▶ _CONJUNTO DE TAREAS_:
(1) Según el fragmento sobre Alberti, ¿qué hacen los arquitectos, si no "hacen" edificios?
(2) Reproduce el fragmento sobre Alberti desde "Está claro que" hasta "y emitir palabras.", ambos incluidos, cambiando "orador" por "poeta".

▶ _TEXTO EXTRAÍDO_:
★ ★ ★

Está claro que la articulación de esta percepción depende de la habilidad del arquitecto en manipular el material de una composición, así como el poder de un discurso depende de la habilidad del orador en elegir y emitir palabras.

Al introducir la idea de belleza en su texto sobre arquitectura, Alberti afirma la presencia en el objeto arquitectónico de una específica cualidad persuasiva. Esta cualidad es distinta de la presencia física del edificio, y su existencia es evidencia de la voluntad y la mente de un (único) “creador”. Había llegado el arquitecto-como-autor.

Comprender este vínculo fundamental entre arquitectura y retórica en términos de persuasión es importante. Los arquitectos “albertianos” se distancian de las dos principales fuentes de autoridad que tradicionalmente guiaban cualquier proyecto arquitectónico: la autoridad del maestro de obras en el escenario de la obra y la absoluta autoridad del patrón que encarga. Alberti establece que hay una distinción estructural entre el edificio como un objeto físico, sobre el que manda el constructor, y el edificio como idea, que es el territorio del arquitecto y queda claro que los arquitectos no “hacen” edificios: hacen representaciones de los edificios. Y estas representaciones tienen una autoridad incierta. “Tener ‘otras’ manos ejecutando lo que has concebido es una ardua obligación”, escribe el propio Albeti.

★ ★ ★

▶ _Anotaciones de elementos de la página_:
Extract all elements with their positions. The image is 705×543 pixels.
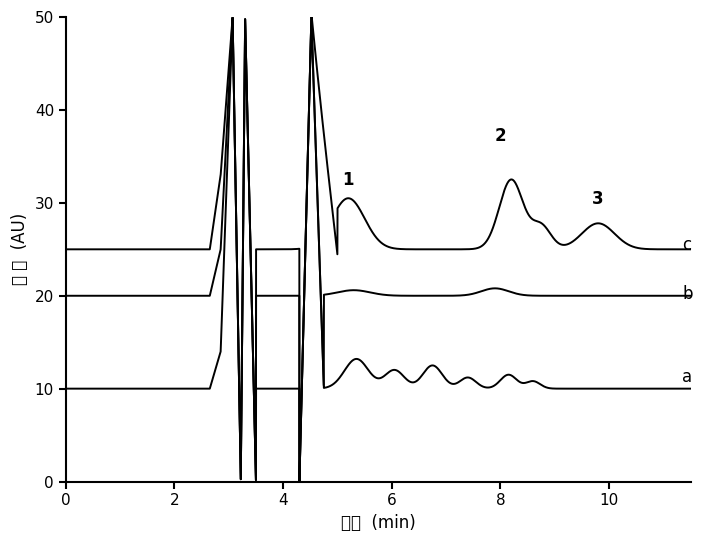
- Text: 1: 1: [343, 171, 354, 189]
- X-axis label: 时间  (min): 时间 (min): [341, 514, 415, 532]
- Text: a: a: [682, 369, 692, 387]
- Y-axis label: 响 应  (AU): 响 应 (AU): [11, 213, 29, 286]
- Text: 3: 3: [592, 190, 604, 207]
- Text: c: c: [682, 236, 692, 254]
- Text: 2: 2: [495, 127, 506, 146]
- Text: b: b: [682, 285, 693, 303]
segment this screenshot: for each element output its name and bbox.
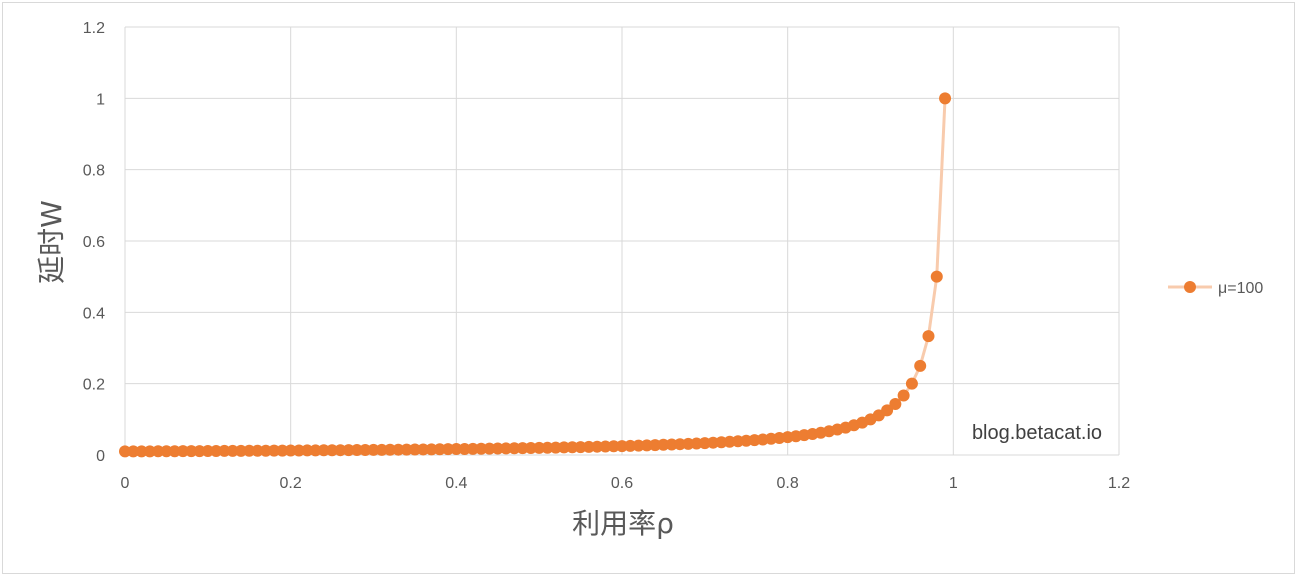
data-point: [939, 92, 952, 105]
data-point: [524, 442, 537, 455]
data-point: [359, 443, 372, 456]
data-point: [127, 445, 140, 458]
data-point: [897, 389, 910, 402]
y-tick-label: 1: [96, 91, 105, 108]
x-tick-label: 0.6: [611, 475, 633, 492]
data-point: [334, 444, 347, 457]
legend-label: μ=100: [1218, 280, 1263, 297]
data-point: [466, 442, 479, 455]
y-tick-label: 1.2: [83, 20, 105, 37]
x-tick-label: 0.4: [445, 475, 467, 492]
data-point: [234, 444, 247, 457]
data-point: [483, 442, 496, 455]
x-tick-label: 1: [949, 475, 958, 492]
data-point: [458, 442, 471, 455]
data-point: [309, 444, 322, 457]
data-point: [185, 445, 198, 458]
x-axis-title: 利用率ρ: [572, 507, 674, 540]
x-tick-label: 0: [121, 475, 130, 492]
data-point: [176, 445, 189, 458]
data-point: [367, 443, 380, 456]
y-tick-label: 0.4: [83, 305, 105, 322]
data-point: [491, 442, 504, 455]
data-point: [533, 441, 546, 454]
data-point: [450, 443, 463, 456]
data-point: [889, 398, 902, 411]
data-point: [930, 270, 943, 283]
watermark-annotation: blog.betacat.io: [972, 422, 1102, 444]
data-point: [152, 445, 165, 458]
data-point: [350, 444, 363, 457]
data-point: [243, 444, 256, 457]
data-point: [268, 444, 281, 457]
data-point: [276, 444, 289, 457]
x-tick-label: 0.2: [280, 475, 302, 492]
data-point: [375, 443, 388, 456]
data-point: [210, 445, 223, 458]
data-point: [326, 444, 339, 457]
grid-lines: [124, 26, 1120, 456]
data-point: [226, 444, 239, 457]
data-point: [541, 441, 554, 454]
data-point: [508, 442, 521, 455]
data-point: [259, 444, 272, 457]
data-points: [119, 92, 952, 458]
data-point: [417, 443, 430, 456]
data-point: [392, 443, 405, 456]
data-point: [384, 443, 397, 456]
data-point: [433, 443, 446, 456]
x-axis-ticks: 0 0.2 0.4 0.6 0.8 1 1.2: [121, 475, 1131, 492]
data-point: [881, 404, 894, 417]
legend-marker-icon: [1184, 281, 1196, 293]
data-point: [500, 442, 513, 455]
data-point: [905, 377, 918, 390]
y-tick-label: 0: [96, 448, 105, 465]
data-point: [135, 445, 148, 458]
data-point: [425, 443, 438, 456]
data-point: [301, 444, 314, 457]
data-point: [475, 442, 488, 455]
data-point: [160, 445, 173, 458]
series-line: [124, 98, 947, 453]
data-point: [442, 443, 455, 456]
data-point: [292, 444, 305, 457]
data-point: [922, 330, 935, 343]
y-tick-label: 0.2: [83, 377, 105, 394]
y-axis-title: 延时W: [35, 200, 68, 284]
data-point: [218, 444, 231, 457]
y-tick-label: 0.6: [83, 234, 105, 251]
data-point: [168, 445, 181, 458]
data-point: [201, 445, 214, 458]
data-point: [284, 444, 297, 457]
data-point: [143, 445, 156, 458]
y-tick-label: 0.8: [83, 163, 105, 180]
data-point: [251, 444, 264, 457]
data-point: [400, 443, 413, 456]
data-point: [193, 445, 206, 458]
x-tick-label: 1.2: [1108, 475, 1130, 492]
data-point: [342, 444, 355, 457]
y-axis-ticks: 0 0.2 0.4 0.6 0.8 1 1.2: [83, 20, 105, 465]
data-point: [408, 443, 421, 456]
data-point: [516, 442, 529, 455]
data-point: [317, 444, 330, 457]
data-point: [914, 359, 927, 372]
data-point: [558, 441, 571, 454]
legend[interactable]: μ=100: [1168, 280, 1263, 297]
data-point: [119, 445, 131, 458]
x-tick-label: 0.8: [777, 475, 799, 492]
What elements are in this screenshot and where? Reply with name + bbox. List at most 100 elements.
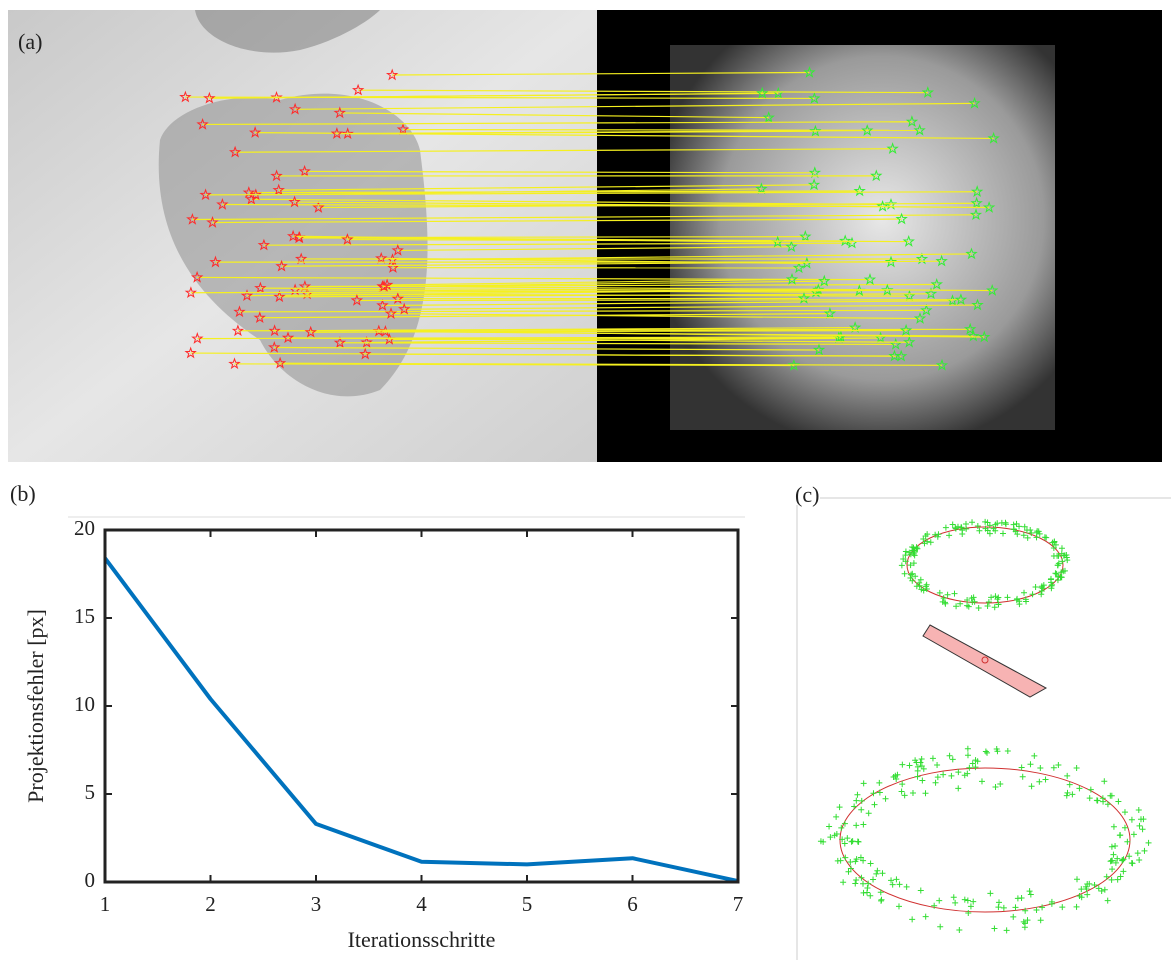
cloud-point <box>1058 574 1065 581</box>
feature-point <box>876 199 889 212</box>
cloud-point <box>1069 791 1076 798</box>
x-tick-label: 3 <box>311 892 322 916</box>
feature-point <box>762 111 775 123</box>
cloud-point <box>876 789 883 796</box>
cloud-point <box>1087 786 1094 793</box>
cloud-point <box>917 759 924 766</box>
cloud-point <box>901 792 908 799</box>
cloud-point <box>984 749 991 756</box>
feature-point <box>203 91 216 104</box>
match-line <box>347 238 909 243</box>
cloud-point <box>1135 807 1142 814</box>
cloud-point <box>909 544 916 551</box>
x-tick-label: 4 <box>416 892 427 916</box>
cloud-point <box>1037 764 1044 771</box>
cloud-point <box>1120 856 1127 863</box>
cloud-point <box>853 822 860 829</box>
cloud-point <box>937 923 944 930</box>
feature-point <box>889 337 902 350</box>
cloud-point <box>1022 907 1029 914</box>
feature-point <box>930 277 943 290</box>
feature-point <box>970 196 983 209</box>
cloud-point <box>929 755 936 762</box>
feature-point <box>351 83 365 96</box>
cloud-point <box>1110 823 1117 830</box>
cloud-point <box>1050 764 1057 771</box>
cloud-point <box>995 601 1002 608</box>
point-cloud <box>817 518 1152 934</box>
cloud-point <box>1010 913 1017 920</box>
cloud-point <box>1084 891 1091 898</box>
feature-point <box>396 123 410 135</box>
cloud-point <box>1003 927 1010 934</box>
cloud-point <box>955 785 962 792</box>
cloud-point <box>992 527 999 534</box>
cloud-point <box>1058 545 1065 552</box>
cloud-point <box>1024 917 1031 924</box>
feature-point <box>281 331 295 344</box>
feature-point <box>982 200 996 213</box>
cloud-point <box>910 547 917 554</box>
cloud-point <box>833 813 840 820</box>
cloud-point <box>956 927 963 934</box>
y-axis-label: Projektionsfehler [px] <box>23 609 48 803</box>
cloud-point <box>955 769 962 776</box>
feature-point <box>787 358 801 371</box>
feature-point <box>924 287 938 300</box>
cloud-point <box>912 573 919 580</box>
match-line <box>339 342 896 346</box>
cloud-point <box>985 599 992 606</box>
cloud-point <box>1058 550 1065 557</box>
match-line <box>239 309 927 313</box>
cloud-point <box>921 540 928 547</box>
feature-point <box>240 289 254 302</box>
cloud-point <box>1064 772 1071 779</box>
cloud-point <box>1124 838 1131 845</box>
cloud-point <box>913 583 920 590</box>
feature-point <box>179 90 192 103</box>
feature-matches <box>179 65 1000 371</box>
cloud-point <box>1109 866 1116 873</box>
cloud-point <box>851 803 858 810</box>
feature-point <box>808 166 822 179</box>
match-line <box>274 327 856 332</box>
cloud-point <box>1004 594 1011 601</box>
cloud-point <box>911 552 918 559</box>
cloud-point <box>1066 781 1073 788</box>
cloud-point <box>889 881 896 888</box>
feature-point <box>895 212 908 225</box>
cloud-point <box>932 779 939 786</box>
cloud-point <box>1082 883 1089 890</box>
feature-point <box>903 335 916 348</box>
feature-point <box>249 188 262 201</box>
cloud-point <box>1064 789 1071 796</box>
cloud-point <box>992 521 999 528</box>
cloud-point <box>1054 562 1061 569</box>
cloud-point <box>1043 534 1050 541</box>
projected-circle <box>839 767 1131 913</box>
cloud-point <box>969 599 976 606</box>
feature-point <box>184 346 197 359</box>
feature-point <box>969 208 983 221</box>
cloud-point <box>899 761 906 768</box>
cloud-point <box>860 780 867 787</box>
x-tick-label: 2 <box>205 892 216 916</box>
cloud-point <box>898 788 905 795</box>
cloud-point <box>934 774 941 781</box>
cloud-point <box>852 880 859 887</box>
feature-point <box>935 358 949 371</box>
match-line <box>365 353 895 357</box>
panel-label: (a) <box>18 29 42 54</box>
match-line <box>310 329 907 333</box>
cloud-point <box>946 752 953 759</box>
cloud-point <box>949 756 956 763</box>
feature-point <box>209 255 222 268</box>
cloud-point <box>978 778 985 785</box>
feature-point <box>206 215 219 228</box>
cloud-point <box>1119 857 1126 864</box>
cloud-point <box>974 523 981 530</box>
feature-point <box>803 65 816 78</box>
x-tick-label: 6 <box>627 892 638 916</box>
cloud-point <box>982 518 989 525</box>
cloud-point <box>854 791 861 798</box>
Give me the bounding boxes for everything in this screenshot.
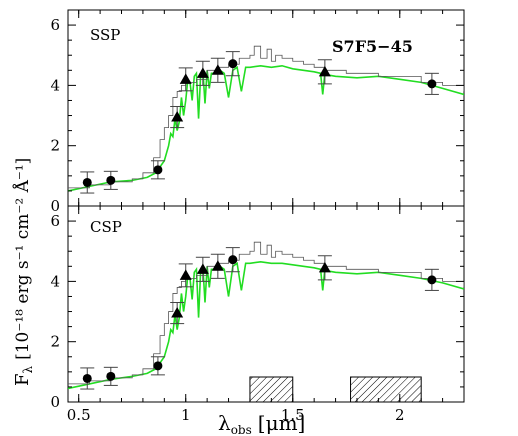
y-tick-label: 6: [50, 16, 60, 34]
x-axis-label: λobs [μm]: [218, 411, 305, 436]
y-tick-label: 4: [50, 76, 60, 94]
panel-csp: 0 2 4 6 0.5 1 1.5 2: [50, 206, 464, 424]
panel-bottom-frame: [67, 205, 465, 403]
photometry-point-circle: [153, 361, 163, 371]
hatched-band: [350, 376, 422, 402]
x-label-symbol: λ: [218, 411, 231, 435]
y-axis-label: Fλ [10⁻¹⁸ erg s⁻¹ cm⁻² Å⁻¹]: [12, 158, 35, 386]
y-tick-label: 4: [50, 272, 60, 290]
photometry-point-triangle: [211, 260, 224, 271]
photometry-point-triangle: [179, 269, 192, 280]
photometry-point-triangle: [211, 64, 224, 75]
x-label-unit: [μm]: [258, 411, 306, 435]
photometry-point-circle: [82, 373, 92, 383]
y-tick-label: 0: [50, 393, 60, 411]
photometry-point-triangle: [196, 67, 209, 78]
photometry-point-triangle: [318, 261, 331, 273]
photometry-point-circle: [228, 59, 238, 69]
photometry-point-triangle: [171, 307, 184, 318]
plot-area: [68, 241, 464, 402]
observed-spectrum-line: [68, 45, 464, 189]
photometry-point-triangle: [179, 73, 192, 84]
photometry-point-triangle: [196, 263, 209, 274]
observed-spectrum-line: [68, 241, 464, 385]
svg-text:Fλ[10⁻¹⁸ erg s⁻¹ cm⁻² Å⁻¹]: Fλ [10⁻¹⁸ erg s⁻¹ cm⁻² Å⁻¹]: [12, 158, 35, 386]
model-spectrum-line: [68, 64, 464, 192]
x-tick-label: 0.5: [67, 406, 91, 424]
x-tick-label: 1.5: [281, 406, 305, 424]
y-label-unit: [10⁻¹⁸ erg s⁻¹ cm⁻² Å⁻¹]: [12, 158, 33, 360]
x-tick-label: 1: [181, 406, 191, 424]
photometry-point-triangle: [171, 111, 184, 122]
photometry-point-circle: [427, 79, 437, 89]
y-tick-label: 2: [50, 137, 60, 155]
object-label: S7F5−45: [332, 37, 413, 56]
photometry-point-circle: [228, 255, 238, 265]
y-tick-label: 2: [50, 333, 60, 351]
photometry-point-circle: [427, 275, 437, 285]
panel-ssp: 0 2 4 6: [50, 10, 464, 215]
y-tick-label: 0: [50, 197, 60, 215]
x-label-sub: obs: [231, 423, 252, 436]
plot-area: [68, 45, 464, 194]
photometry-point-circle: [82, 177, 92, 187]
y-tick-label: 6: [50, 212, 60, 230]
photometry-point-circle: [106, 371, 116, 381]
photometry-point-circle: [106, 175, 116, 185]
y-label-sub: λ: [21, 366, 35, 374]
x-tick-label: 2: [395, 406, 405, 424]
photometry-point-circle: [153, 165, 163, 175]
model-spectrum-line: [68, 260, 464, 390]
panel-label-csp: CSP: [90, 218, 122, 236]
photometry-point-triangle: [318, 65, 331, 77]
y-label-symbol: F: [12, 374, 33, 387]
svg-text:λobs[μm]: λobs [μm]: [218, 411, 305, 436]
panel-label-ssp: SSP: [90, 26, 120, 44]
hatched-band: [249, 376, 294, 402]
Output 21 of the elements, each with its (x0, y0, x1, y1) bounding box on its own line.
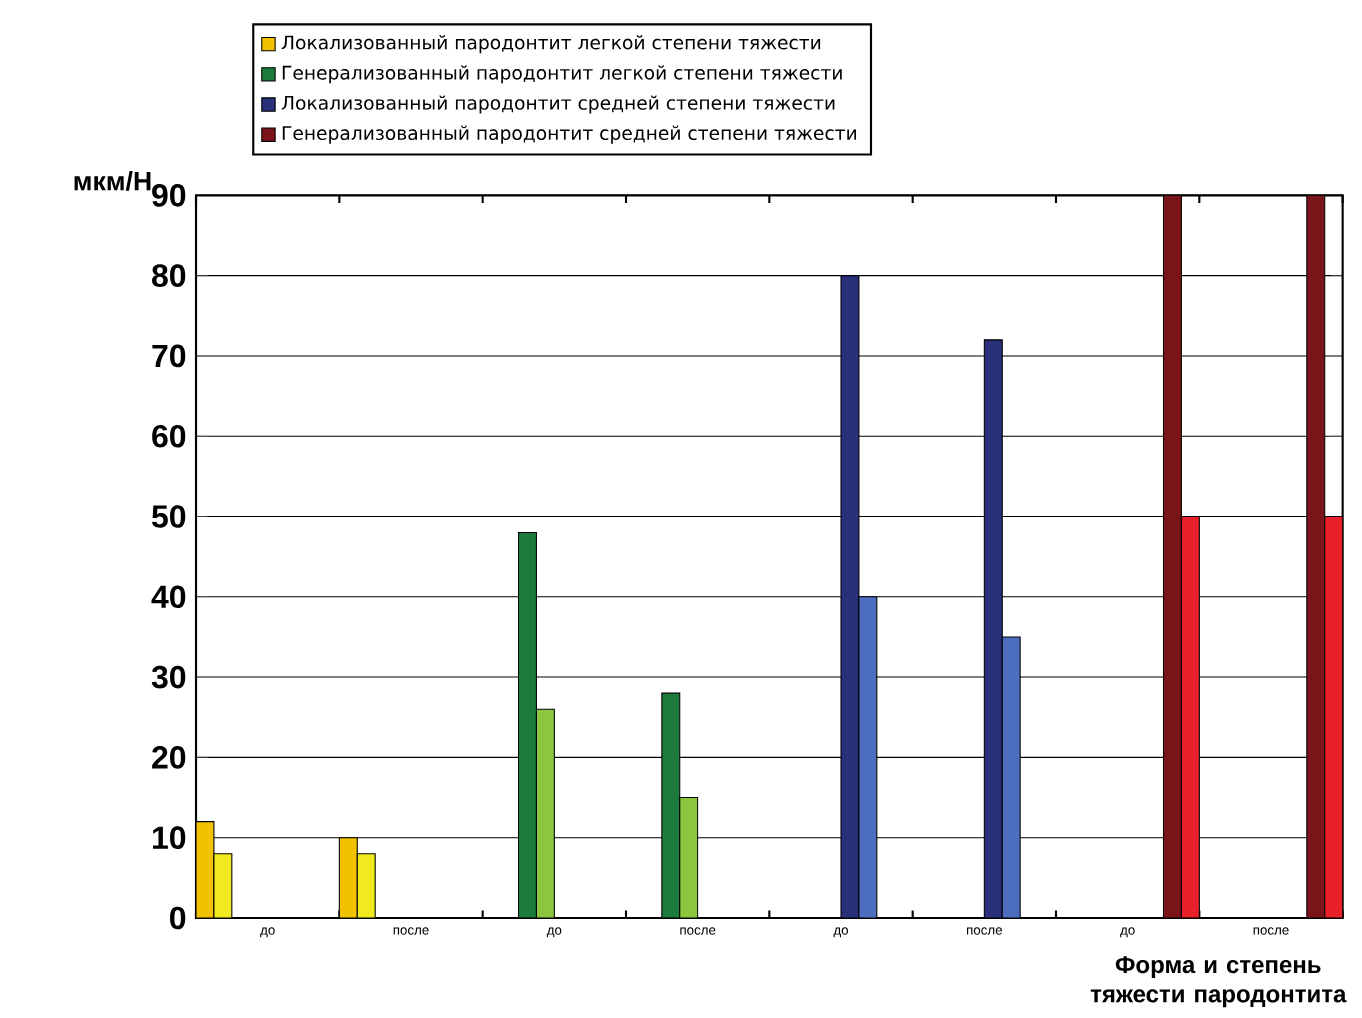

★ ★ ★

▶ _RESPUESTAS POR TAREA_:
(1) Hacen representaciones de los edificios.

(2)
Está claro que la articulación de esta percepción depende de la habilidad del arquitecto en manipular el material de una composición, así como el poder de un discurso depende de la habilidad del poeta en elegir y emitir palabras.